## Items from a dataset
-------

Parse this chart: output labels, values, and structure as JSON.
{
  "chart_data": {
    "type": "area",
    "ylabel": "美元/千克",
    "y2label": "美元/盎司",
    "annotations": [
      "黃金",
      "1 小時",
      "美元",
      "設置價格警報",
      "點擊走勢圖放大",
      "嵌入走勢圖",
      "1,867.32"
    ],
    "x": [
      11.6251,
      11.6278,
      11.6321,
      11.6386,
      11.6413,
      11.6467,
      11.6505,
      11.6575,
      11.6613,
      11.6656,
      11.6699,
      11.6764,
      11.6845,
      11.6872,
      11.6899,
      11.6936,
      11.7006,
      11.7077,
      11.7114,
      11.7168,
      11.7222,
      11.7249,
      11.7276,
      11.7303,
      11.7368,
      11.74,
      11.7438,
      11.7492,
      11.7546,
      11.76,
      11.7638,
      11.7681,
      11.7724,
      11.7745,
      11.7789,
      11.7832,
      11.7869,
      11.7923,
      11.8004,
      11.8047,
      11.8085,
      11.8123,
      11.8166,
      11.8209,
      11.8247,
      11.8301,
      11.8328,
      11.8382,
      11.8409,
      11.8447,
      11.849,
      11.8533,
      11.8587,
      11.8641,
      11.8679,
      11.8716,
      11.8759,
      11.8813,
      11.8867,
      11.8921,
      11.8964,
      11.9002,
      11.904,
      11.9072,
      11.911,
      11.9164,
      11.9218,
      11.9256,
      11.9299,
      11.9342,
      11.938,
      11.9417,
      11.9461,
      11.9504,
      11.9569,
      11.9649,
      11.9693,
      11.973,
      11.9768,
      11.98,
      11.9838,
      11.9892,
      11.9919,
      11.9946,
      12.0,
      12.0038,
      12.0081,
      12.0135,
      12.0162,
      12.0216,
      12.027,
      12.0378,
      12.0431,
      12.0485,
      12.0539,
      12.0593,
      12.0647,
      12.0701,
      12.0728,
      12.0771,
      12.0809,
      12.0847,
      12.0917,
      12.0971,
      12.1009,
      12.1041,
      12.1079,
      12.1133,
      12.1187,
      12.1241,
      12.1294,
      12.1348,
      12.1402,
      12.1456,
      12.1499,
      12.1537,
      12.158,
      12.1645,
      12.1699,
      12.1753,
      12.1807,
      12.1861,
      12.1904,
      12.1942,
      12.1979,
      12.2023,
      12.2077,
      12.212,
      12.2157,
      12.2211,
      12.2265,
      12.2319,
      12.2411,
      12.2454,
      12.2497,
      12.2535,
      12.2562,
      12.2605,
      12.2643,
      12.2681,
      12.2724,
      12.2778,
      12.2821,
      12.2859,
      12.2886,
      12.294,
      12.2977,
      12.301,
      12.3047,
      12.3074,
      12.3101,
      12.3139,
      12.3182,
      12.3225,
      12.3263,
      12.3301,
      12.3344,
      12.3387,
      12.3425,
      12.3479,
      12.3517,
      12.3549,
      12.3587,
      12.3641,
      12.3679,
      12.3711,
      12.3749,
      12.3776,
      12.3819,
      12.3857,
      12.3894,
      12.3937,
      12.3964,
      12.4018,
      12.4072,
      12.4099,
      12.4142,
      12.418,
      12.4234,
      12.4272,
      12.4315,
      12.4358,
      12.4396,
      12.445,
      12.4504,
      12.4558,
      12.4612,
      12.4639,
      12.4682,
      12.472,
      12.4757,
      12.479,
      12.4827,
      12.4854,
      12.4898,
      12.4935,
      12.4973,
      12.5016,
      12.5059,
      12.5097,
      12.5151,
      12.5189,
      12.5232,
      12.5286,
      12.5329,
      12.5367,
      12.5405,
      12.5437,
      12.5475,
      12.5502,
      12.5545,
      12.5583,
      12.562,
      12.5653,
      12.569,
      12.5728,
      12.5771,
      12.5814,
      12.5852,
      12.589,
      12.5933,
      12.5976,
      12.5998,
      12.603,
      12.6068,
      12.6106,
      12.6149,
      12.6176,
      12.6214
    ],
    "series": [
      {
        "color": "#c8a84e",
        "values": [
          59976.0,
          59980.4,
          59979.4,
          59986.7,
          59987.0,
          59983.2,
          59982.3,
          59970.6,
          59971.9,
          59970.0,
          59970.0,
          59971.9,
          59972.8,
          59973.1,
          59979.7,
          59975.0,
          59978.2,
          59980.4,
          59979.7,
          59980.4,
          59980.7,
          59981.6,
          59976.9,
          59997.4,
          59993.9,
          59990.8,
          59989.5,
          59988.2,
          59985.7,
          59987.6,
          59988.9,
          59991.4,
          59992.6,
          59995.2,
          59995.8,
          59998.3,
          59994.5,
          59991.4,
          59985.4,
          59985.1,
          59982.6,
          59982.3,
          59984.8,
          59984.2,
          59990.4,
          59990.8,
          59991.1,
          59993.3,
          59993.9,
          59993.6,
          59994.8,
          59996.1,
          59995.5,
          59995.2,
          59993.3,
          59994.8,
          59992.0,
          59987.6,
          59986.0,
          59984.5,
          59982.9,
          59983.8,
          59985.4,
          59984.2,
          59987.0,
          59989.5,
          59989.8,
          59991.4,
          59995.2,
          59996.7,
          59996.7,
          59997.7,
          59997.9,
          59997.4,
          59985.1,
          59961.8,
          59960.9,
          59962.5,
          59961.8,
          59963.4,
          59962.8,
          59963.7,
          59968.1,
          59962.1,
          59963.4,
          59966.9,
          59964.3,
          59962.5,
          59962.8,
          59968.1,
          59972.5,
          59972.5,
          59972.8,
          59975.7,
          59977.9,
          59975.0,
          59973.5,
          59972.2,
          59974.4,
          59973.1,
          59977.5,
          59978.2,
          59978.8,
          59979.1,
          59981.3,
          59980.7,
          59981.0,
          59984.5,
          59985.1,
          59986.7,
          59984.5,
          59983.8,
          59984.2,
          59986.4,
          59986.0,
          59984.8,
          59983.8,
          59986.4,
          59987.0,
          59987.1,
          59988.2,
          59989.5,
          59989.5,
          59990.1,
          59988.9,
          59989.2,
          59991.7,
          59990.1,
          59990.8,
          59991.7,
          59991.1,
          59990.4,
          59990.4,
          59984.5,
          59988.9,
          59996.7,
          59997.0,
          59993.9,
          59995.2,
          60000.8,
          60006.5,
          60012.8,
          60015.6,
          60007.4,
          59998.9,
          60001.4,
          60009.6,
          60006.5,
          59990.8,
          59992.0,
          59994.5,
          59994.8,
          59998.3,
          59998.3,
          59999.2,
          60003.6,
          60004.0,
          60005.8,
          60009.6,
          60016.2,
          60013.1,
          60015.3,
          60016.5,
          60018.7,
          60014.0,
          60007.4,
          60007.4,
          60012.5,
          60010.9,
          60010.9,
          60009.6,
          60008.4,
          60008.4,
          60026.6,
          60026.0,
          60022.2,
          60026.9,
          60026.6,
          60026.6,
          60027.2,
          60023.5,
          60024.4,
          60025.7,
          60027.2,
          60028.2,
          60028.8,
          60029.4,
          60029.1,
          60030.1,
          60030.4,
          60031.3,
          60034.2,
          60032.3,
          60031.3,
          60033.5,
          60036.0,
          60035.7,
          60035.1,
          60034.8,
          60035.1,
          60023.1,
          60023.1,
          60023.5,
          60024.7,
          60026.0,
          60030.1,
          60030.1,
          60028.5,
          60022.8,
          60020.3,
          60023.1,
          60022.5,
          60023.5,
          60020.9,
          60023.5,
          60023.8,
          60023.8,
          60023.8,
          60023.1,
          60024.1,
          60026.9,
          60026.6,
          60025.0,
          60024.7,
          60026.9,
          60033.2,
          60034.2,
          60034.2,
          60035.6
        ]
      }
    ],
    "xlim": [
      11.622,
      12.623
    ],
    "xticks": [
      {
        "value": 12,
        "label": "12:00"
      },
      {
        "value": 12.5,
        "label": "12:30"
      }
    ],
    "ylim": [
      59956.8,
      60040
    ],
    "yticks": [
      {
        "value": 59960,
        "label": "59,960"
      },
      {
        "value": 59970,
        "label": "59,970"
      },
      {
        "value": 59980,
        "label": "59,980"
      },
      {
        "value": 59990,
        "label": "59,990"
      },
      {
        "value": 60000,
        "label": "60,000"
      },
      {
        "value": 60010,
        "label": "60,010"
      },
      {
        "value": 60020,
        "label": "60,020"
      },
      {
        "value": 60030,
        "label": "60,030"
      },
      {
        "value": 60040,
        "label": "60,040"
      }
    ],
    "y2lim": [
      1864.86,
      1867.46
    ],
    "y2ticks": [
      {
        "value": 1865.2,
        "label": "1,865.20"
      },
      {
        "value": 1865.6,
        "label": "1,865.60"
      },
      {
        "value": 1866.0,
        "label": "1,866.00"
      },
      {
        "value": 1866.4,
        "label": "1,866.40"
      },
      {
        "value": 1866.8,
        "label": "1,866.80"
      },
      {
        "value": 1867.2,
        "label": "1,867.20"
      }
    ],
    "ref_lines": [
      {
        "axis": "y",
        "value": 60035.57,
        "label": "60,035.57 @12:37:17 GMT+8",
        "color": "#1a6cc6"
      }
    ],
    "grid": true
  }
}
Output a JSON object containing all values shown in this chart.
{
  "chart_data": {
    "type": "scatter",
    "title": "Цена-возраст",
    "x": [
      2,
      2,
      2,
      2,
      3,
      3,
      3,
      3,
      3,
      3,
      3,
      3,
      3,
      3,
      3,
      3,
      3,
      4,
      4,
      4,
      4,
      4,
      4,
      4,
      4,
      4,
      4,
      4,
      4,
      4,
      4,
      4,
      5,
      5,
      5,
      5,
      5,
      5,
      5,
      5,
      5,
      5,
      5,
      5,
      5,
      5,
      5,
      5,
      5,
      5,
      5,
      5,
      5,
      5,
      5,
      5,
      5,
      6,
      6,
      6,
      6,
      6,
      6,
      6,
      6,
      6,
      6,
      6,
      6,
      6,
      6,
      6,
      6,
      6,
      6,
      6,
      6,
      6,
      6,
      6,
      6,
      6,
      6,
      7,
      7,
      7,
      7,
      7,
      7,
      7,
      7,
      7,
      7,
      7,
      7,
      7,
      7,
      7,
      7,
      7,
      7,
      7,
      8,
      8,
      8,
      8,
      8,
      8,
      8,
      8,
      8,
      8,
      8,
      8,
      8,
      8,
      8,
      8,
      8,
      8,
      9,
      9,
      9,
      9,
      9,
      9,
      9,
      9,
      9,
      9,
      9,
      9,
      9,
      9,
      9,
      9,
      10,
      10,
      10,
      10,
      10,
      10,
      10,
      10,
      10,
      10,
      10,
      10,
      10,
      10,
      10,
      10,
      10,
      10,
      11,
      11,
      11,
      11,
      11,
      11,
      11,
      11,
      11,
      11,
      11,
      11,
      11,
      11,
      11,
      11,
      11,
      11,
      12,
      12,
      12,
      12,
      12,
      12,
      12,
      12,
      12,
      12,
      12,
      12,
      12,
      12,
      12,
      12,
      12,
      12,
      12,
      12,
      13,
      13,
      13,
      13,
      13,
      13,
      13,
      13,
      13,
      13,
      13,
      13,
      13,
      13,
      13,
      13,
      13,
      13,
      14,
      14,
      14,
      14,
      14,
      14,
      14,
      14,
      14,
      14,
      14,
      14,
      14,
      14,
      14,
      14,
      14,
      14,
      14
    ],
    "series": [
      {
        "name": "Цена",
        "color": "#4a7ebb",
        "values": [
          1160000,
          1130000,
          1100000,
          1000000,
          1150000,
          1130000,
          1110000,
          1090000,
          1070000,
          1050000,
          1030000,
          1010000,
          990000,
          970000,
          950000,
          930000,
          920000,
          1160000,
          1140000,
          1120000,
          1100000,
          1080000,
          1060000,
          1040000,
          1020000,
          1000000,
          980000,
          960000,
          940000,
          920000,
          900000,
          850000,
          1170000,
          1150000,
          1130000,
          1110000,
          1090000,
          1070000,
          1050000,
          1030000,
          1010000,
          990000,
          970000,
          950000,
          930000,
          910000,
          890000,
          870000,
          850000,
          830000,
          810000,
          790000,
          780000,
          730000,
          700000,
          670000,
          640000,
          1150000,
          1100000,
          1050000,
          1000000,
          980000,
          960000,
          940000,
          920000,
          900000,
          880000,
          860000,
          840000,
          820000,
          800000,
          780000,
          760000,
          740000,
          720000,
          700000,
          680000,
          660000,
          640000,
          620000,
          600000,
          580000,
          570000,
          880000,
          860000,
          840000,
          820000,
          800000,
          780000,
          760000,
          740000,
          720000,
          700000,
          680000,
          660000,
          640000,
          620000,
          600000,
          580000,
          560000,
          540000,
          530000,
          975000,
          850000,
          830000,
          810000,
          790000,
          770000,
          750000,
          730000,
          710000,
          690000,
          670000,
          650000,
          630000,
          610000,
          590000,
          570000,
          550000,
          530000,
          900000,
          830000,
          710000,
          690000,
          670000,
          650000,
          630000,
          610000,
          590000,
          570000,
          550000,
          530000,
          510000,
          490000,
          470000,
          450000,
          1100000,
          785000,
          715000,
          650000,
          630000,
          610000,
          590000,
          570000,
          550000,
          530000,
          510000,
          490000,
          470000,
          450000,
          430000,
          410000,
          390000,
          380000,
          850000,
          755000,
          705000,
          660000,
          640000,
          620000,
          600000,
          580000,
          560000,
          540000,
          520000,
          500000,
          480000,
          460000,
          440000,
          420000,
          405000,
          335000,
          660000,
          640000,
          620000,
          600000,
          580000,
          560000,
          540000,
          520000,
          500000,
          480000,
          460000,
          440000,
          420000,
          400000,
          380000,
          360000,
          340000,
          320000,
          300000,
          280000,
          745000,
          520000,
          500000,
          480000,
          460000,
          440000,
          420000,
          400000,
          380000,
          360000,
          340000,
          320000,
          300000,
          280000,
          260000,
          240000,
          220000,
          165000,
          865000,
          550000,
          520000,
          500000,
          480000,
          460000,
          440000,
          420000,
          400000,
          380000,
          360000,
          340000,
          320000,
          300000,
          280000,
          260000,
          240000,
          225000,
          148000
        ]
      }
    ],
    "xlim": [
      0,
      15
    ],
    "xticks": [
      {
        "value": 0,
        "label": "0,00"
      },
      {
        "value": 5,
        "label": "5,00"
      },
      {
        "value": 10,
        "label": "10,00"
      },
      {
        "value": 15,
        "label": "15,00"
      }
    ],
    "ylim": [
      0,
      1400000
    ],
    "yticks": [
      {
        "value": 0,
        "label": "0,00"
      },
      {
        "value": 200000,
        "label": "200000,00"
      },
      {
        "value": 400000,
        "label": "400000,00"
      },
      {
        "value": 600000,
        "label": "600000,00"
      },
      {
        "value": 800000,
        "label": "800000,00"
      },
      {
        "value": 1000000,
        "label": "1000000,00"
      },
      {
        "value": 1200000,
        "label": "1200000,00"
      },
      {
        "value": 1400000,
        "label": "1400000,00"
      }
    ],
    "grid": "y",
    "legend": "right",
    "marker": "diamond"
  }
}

-------

## What to work on
Check each line of the records for "color" and copy the ones that contain it.

## Task solution
        "color": "#c8a84e",
        "color": "#1a6cc6"
        "color": "#4a7ebb",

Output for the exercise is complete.